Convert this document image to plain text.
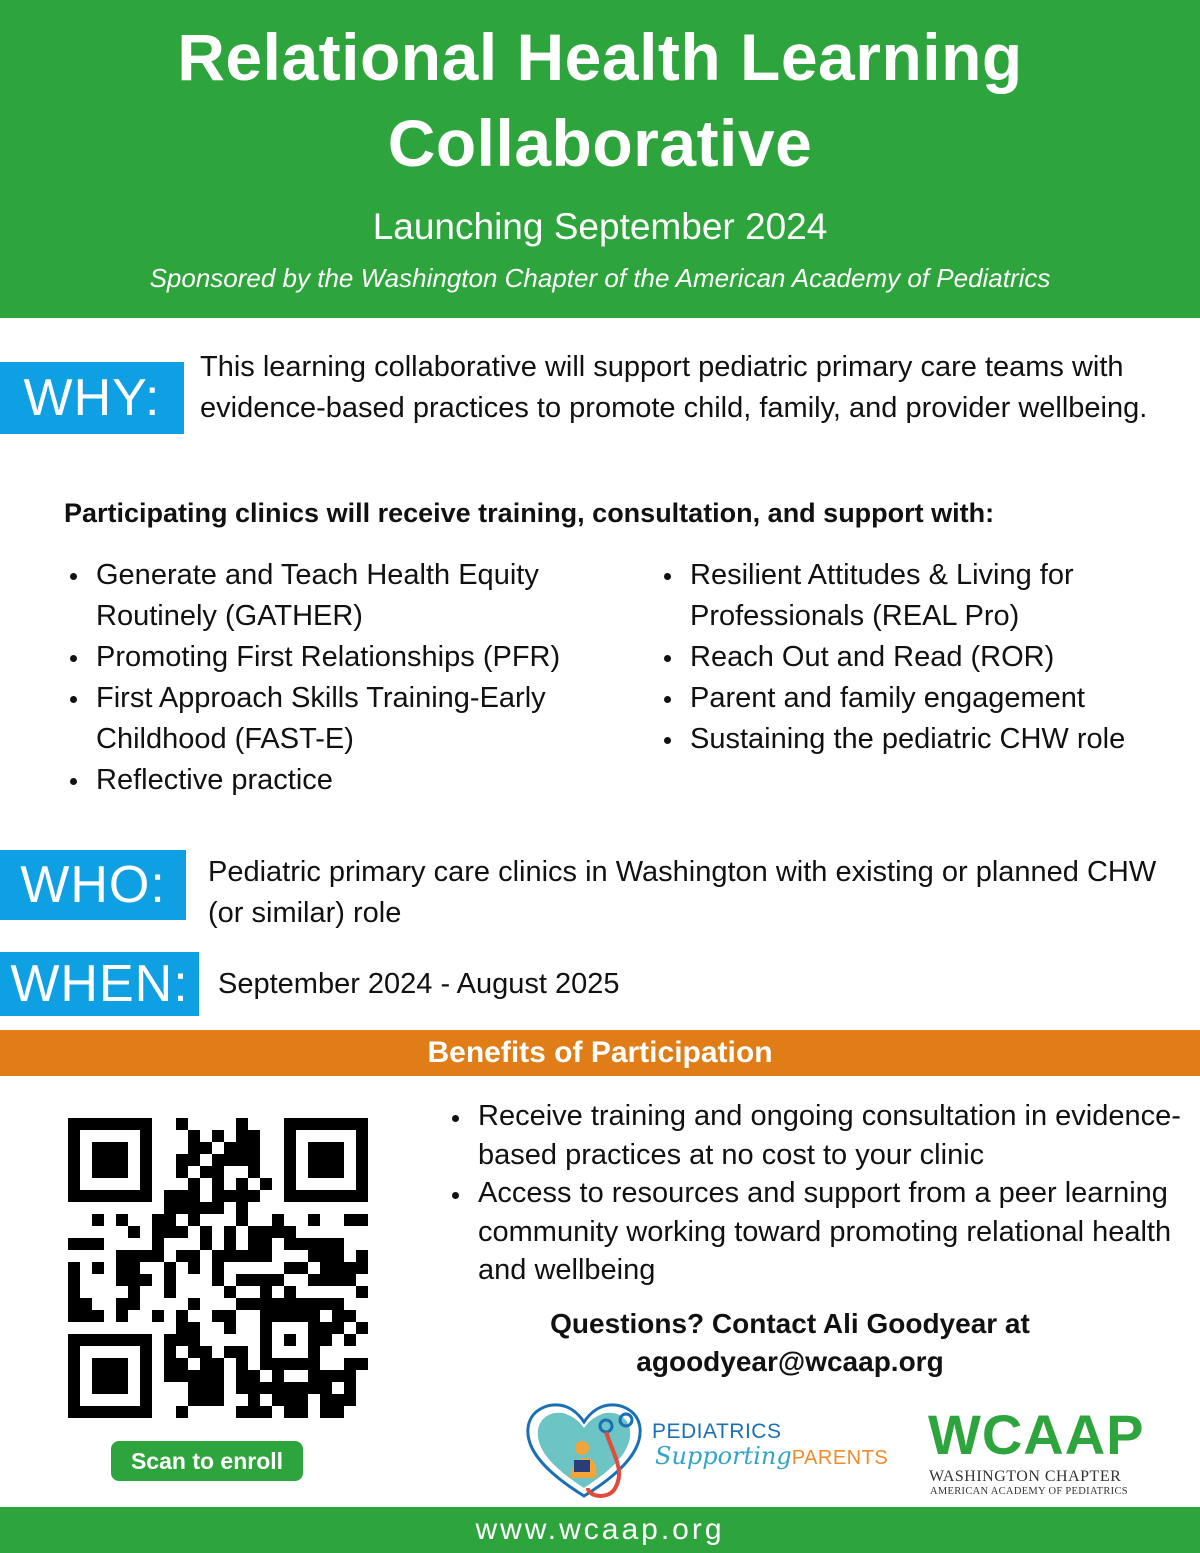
Relational Health Learning Collaborative
Launching September 2024
Sponsored by the Washington Chapter of the American Academy of Pediatrics
WHY:
This learning collaborative will support pediatric primary care teams with evidence-based practices to promote child, family, and provider wellbeing.
Participating clinics will receive training, consultation, and support with:
Generate and Teach Health Equity Routinely (GATHER)
Promoting First Relationships (PFR)
First Approach Skills Training-Early Childhood (FAST-E)
Reflective practice
Resilient Attitudes & Living for Professionals (REAL Pro)
Reach Out and Read (ROR)
Parent and family engagement
Sustaining the pediatric CHW role
WHO:	Pediatric primary care clinics in Washington with existing or planned CHW (or similar) role
WHEN:	September 2024 - August 2025
Benefits of Participation
Scan to enroll
Receive training and ongoing consultation in evidence-based practices at no cost to your clinic
Access to resources and support from a peer learning community working toward promoting relational health and wellbeing
Questions? Contact Ali Goodyear at
agoodyear@wcaap.org
PEDIATRICS
SupportingPARENTS WCAAP
WASHINGTON CHAPTER
AMERICAN ACADEMY OF PEDIATRICS
www.wcaap.org
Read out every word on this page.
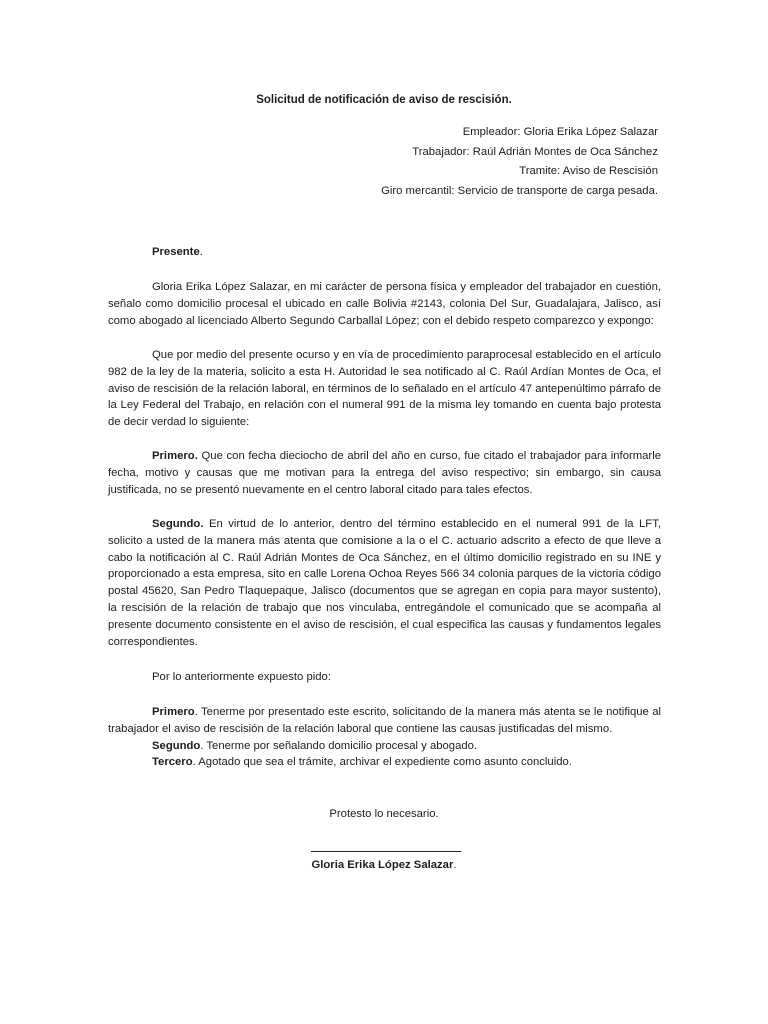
Solicitud de notificación de aviso de rescisión.
Empleador: Gloria Erika López Salazar
Trabajador: Raúl Adrián Montes de Oca Sánchez
Tramite: Aviso de Rescisión
Giro mercantil: Servicio de transporte de carga pesada.

Presente.

Gloria Erika López Salazar, en mi carácter de persona física y empleador del trabajador en cuestión, señalo como domicilio procesal el ubicado en calle Bolivia #2143, colonia Del Sur, Guadalajara, Jalisco, así como abogado al licenciado Alberto Segundo Carballal López; con el debido respeto comparezco y expongo:

Que por medio del presente ocurso y en vía de procedimiento paraprocesal establecido en el artículo 982 de la ley de la materia, solicito a esta H. Autoridad le sea notificado al C. Raúl Ardían Montes de Oca, el aviso de rescisión de la relación laboral, en términos de lo señalado en el artículo 47 antepenúltimo párrafo de la Ley Federal del Trabajo, en relación con el numeral 991 de la misma ley tomando en cuenta bajo protesta de decir verdad lo siguiente:

Primero. Que con fecha dieciocho de abril del año en curso, fue citado el trabajador para informarle fecha, motivo y causas que me motivan para la entrega del aviso respectivo; sin embargo, sin causa justificada, no se presentó nuevamente en el centro laboral citado para tales efectos.

Segundo. En virtud de lo anterior, dentro del término establecido en el numeral 991 de la LFT, solicito a usted de la manera más atenta que comisione a la o el C. actuario adscrito a efecto de que lleve a cabo la notificación al C. Raúl Adrián Montes de Oca Sánchez, en el último domicilio registrado en su INE y proporcionado a esta empresa, sito en calle Lorena Ochoa Reyes 566 34 colonia parques de la victoria código postal 45620, San Pedro Tlaquepaque, Jalisco (documentos que se agregan en copia para mayor sustento), la rescisión de la relación de trabajo que nos vinculaba, entregándole el comunicado que se acompaña al presente documento consistente en el aviso de rescisión, el cual especifica las causas y fundamentos legales correspondientes.

Por lo anteriormente expuesto pido:

Primero. Tenerme por presentado este escrito, solicitando de la manera más atenta se le notifique al trabajador el aviso de rescisión de la relación laboral que contiene las causas justificadas del mismo.

Segundo. Tenerme por señalando domicilio procesal y abogado.

Tercero. Agotado que sea el trámite, archivar el expediente como asunto concluido.

Protesto lo necesario.
Gloria Erika López Salazar.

====================

### Stated problem
Using the listing above, gather each line that holds the string "Read" and copy it.

### Result for this task
Reach Out and Read (ROR)
Read out every word on this page.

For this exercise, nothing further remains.